• [RECORDS SHOWN]:
------------------------------------
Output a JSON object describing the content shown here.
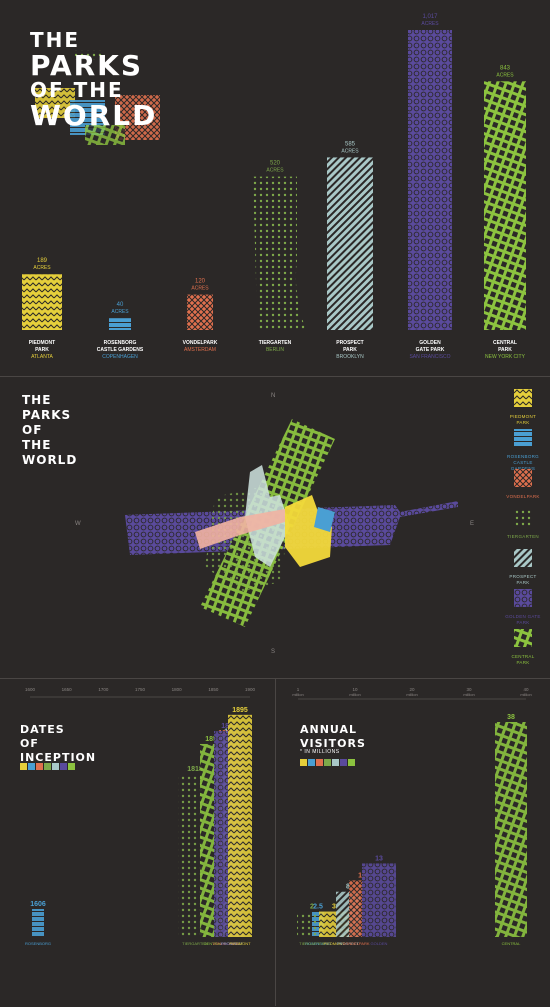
{
  "title": {
    "line1": "THE",
    "line2": "PARKS",
    "line3": "OF THE",
    "line4": "WORLD"
  },
  "colors": {
    "piedmont": "#e5cf3b",
    "rosenborg": "#4a9fd3",
    "vondelpark": "#e0704e",
    "tiergarten": "#7ea94a",
    "prospect": "#a9c8c7",
    "golden_gate": "#5a4a9c",
    "central": "#8cc33f",
    "background": "#2b2827"
  },
  "chart_data": [
    {
      "type": "bar",
      "title": "THE PARKS OF THE WORLD",
      "unit": "ACRES",
      "series": [
        {
          "name": "PIEDMONT PARK",
          "city": "ATLANTA",
          "value": 189,
          "label": "189"
        },
        {
          "name": "ROSENBORG CASTLE GARDENS",
          "city": "COPENHAGEN",
          "value": 40,
          "label": "40"
        },
        {
          "name": "VONDELPARK",
          "city": "AMSTERDAM",
          "value": 120,
          "label": "120"
        },
        {
          "name": "TIERGARTEN",
          "city": "BERLIN",
          "value": 520,
          "label": "520"
        },
        {
          "name": "PROSPECT PARK",
          "city": "BROOKLYN",
          "value": 585,
          "label": "585"
        },
        {
          "name": "GOLDEN GATE PARK",
          "city": "SAN FRANCISCO",
          "value": 1017,
          "label": "1,017"
        },
        {
          "name": "CENTRAL PARK",
          "city": "NEW YORK CITY",
          "value": 843,
          "label": "843"
        }
      ]
    },
    {
      "type": "timeline",
      "title": "DATES OF INCEPTION",
      "axis_ticks": [
        "1600",
        "1650",
        "1700",
        "1750",
        "1800",
        "1850",
        "1900"
      ],
      "series": [
        {
          "name": "ROSENBORG CASTLE GARDENS",
          "value": 1606
        },
        {
          "name": "TIERGARTEN",
          "value": 1818
        },
        {
          "name": "CENTRAL PARK",
          "value": 1857
        },
        {
          "name": "VONDELPARK",
          "value": 1865
        },
        {
          "name": "PROSPECT PARK",
          "value": 1867
        },
        {
          "name": "GOLDEN GATE PARK",
          "value": 1870
        },
        {
          "name": "PIEDMONT PARK",
          "value": 1895
        }
      ]
    },
    {
      "type": "bar",
      "title": "ANNUAL VISITORS",
      "subtitle": "* IN MILLIONS",
      "axis_ticks": [
        "1 million",
        "10 million",
        "20 million",
        "30 million",
        "40 million"
      ],
      "series": [
        {
          "name": "ROSENBORG CASTLE GARDENS",
          "value": 2.5
        },
        {
          "name": "TIERGARTEN",
          "value": 2
        },
        {
          "name": "PIEDMONT PARK",
          "value": 3
        },
        {
          "name": "PROSPECT PARK",
          "value": 8
        },
        {
          "name": "VONDELPARK",
          "value": 10
        },
        {
          "name": "GOLDEN GATE PARK",
          "value": 13
        },
        {
          "name": "CENTRAL PARK",
          "value": 38
        }
      ]
    }
  ],
  "map": {
    "title1": "THE",
    "title2": "PARKS",
    "title3": "OF",
    "title4": "THE",
    "title5": "WORLD",
    "compass": {
      "n": "N",
      "s": "S",
      "e": "E",
      "w": "W"
    }
  },
  "legend": [
    {
      "name": "PIEDMONT PARK",
      "key": "piedmont"
    },
    {
      "name": "ROSENBORG CASTLE GARDENS",
      "key": "rosenborg"
    },
    {
      "name": "VONDELPARK",
      "key": "vondelpark"
    },
    {
      "name": "TIERGARTEN",
      "key": "tiergarten"
    },
    {
      "name": "PROSPECT PARK",
      "key": "prospect"
    },
    {
      "name": "GOLDEN GATE PARK",
      "key": "golden_gate"
    },
    {
      "name": "CENTRAL PARK",
      "key": "central"
    }
  ],
  "inception": {
    "title1": "DATES",
    "title2": "OF",
    "title3": "INCEPTION"
  },
  "visitors": {
    "title1": "ANNUAL",
    "title2": "VISITORS",
    "subtitle": "* IN MILLIONS"
  }
}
------------------------------------
Every record above must be given again exactly; drop the pictures.

• [SOLVED PROBLEM]:
Output a JSON object describing the content shown here.
{
  "title": {
    "line1": "THE",
    "line2": "PARKS",
    "line3": "OF THE",
    "line4": "WORLD"
  },
  "colors": {
    "piedmont": "#e5cf3b",
    "rosenborg": "#4a9fd3",
    "vondelpark": "#e0704e",
    "tiergarten": "#7ea94a",
    "prospect": "#a9c8c7",
    "golden_gate": "#5a4a9c",
    "central": "#8cc33f",
    "background": "#2b2827"
  },
  "chart_data": [
    {
      "type": "bar",
      "title": "THE PARKS OF THE WORLD",
      "unit": "ACRES",
      "series": [
        {
          "name": "PIEDMONT PARK",
          "city": "ATLANTA",
          "value": 189,
          "label": "189"
        },
        {
          "name": "ROSENBORG CASTLE GARDENS",
          "city": "COPENHAGEN",
          "value": 40,
          "label": "40"
        },
        {
          "name": "VONDELPARK",
          "city": "AMSTERDAM",
          "value": 120,
          "label": "120"
        },
        {
          "name": "TIERGARTEN",
          "city": "BERLIN",
          "value": 520,
          "label": "520"
        },
        {
          "name": "PROSPECT PARK",
          "city": "BROOKLYN",
          "value": 585,
          "label": "585"
        },
        {
          "name": "GOLDEN GATE PARK",
          "city": "SAN FRANCISCO",
          "value": 1017,
          "label": "1,017"
        },
        {
          "name": "CENTRAL PARK",
          "city": "NEW YORK CITY",
          "value": 843,
          "label": "843"
        }
      ]
    },
    {
      "type": "timeline",
      "title": "DATES OF INCEPTION",
      "axis_ticks": [
        "1600",
        "1650",
        "1700",
        "1750",
        "1800",
        "1850",
        "1900"
      ],
      "series": [
        {
          "name": "ROSENBORG CASTLE GARDENS",
          "value": 1606
        },
        {
          "name": "TIERGARTEN",
          "value": 1818
        },
        {
          "name": "CENTRAL PARK",
          "value": 1857
        },
        {
          "name": "VONDELPARK",
          "value": 1865
        },
        {
          "name": "PROSPECT PARK",
          "value": 1867
        },
        {
          "name": "GOLDEN GATE PARK",
          "value": 1870
        },
        {
          "name": "PIEDMONT PARK",
          "value": 1895
        }
      ]
    },
    {
      "type": "bar",
      "title": "ANNUAL VISITORS",
      "subtitle": "* IN MILLIONS",
      "axis_ticks": [
        "1 million",
        "10 million",
        "20 million",
        "30 million",
        "40 million"
      ],
      "series": [
        {
          "name": "ROSENBORG CASTLE GARDENS",
          "value": 2.5
        },
        {
          "name": "TIERGARTEN",
          "value": 2
        },
        {
          "name": "PIEDMONT PARK",
          "value": 3
        },
        {
          "name": "PROSPECT PARK",
          "value": 8
        },
        {
          "name": "VONDELPARK",
          "value": 10
        },
        {
          "name": "GOLDEN GATE PARK",
          "value": 13
        },
        {
          "name": "CENTRAL PARK",
          "value": 38
        }
      ]
    }
  ],
  "map": {
    "title1": "THE",
    "title2": "PARKS",
    "title3": "OF",
    "title4": "THE",
    "title5": "WORLD",
    "compass": {
      "n": "N",
      "s": "S",
      "e": "E",
      "w": "W"
    }
  },
  "legend": [
    {
      "name": "PIEDMONT PARK",
      "key": "piedmont"
    },
    {
      "name": "ROSENBORG CASTLE GARDENS",
      "key": "rosenborg"
    },
    {
      "name": "VONDELPARK",
      "key": "vondelpark"
    },
    {
      "name": "TIERGARTEN",
      "key": "tiergarten"
    },
    {
      "name": "PROSPECT PARK",
      "key": "prospect"
    },
    {
      "name": "GOLDEN GATE PARK",
      "key": "golden_gate"
    },
    {
      "name": "CENTRAL PARK",
      "key": "central"
    }
  ],
  "inception": {
    "title1": "DATES",
    "title2": "OF",
    "title3": "INCEPTION"
  },
  "visitors": {
    "title1": "ANNUAL",
    "title2": "VISITORS",
    "subtitle": "* IN MILLIONS"
  }
}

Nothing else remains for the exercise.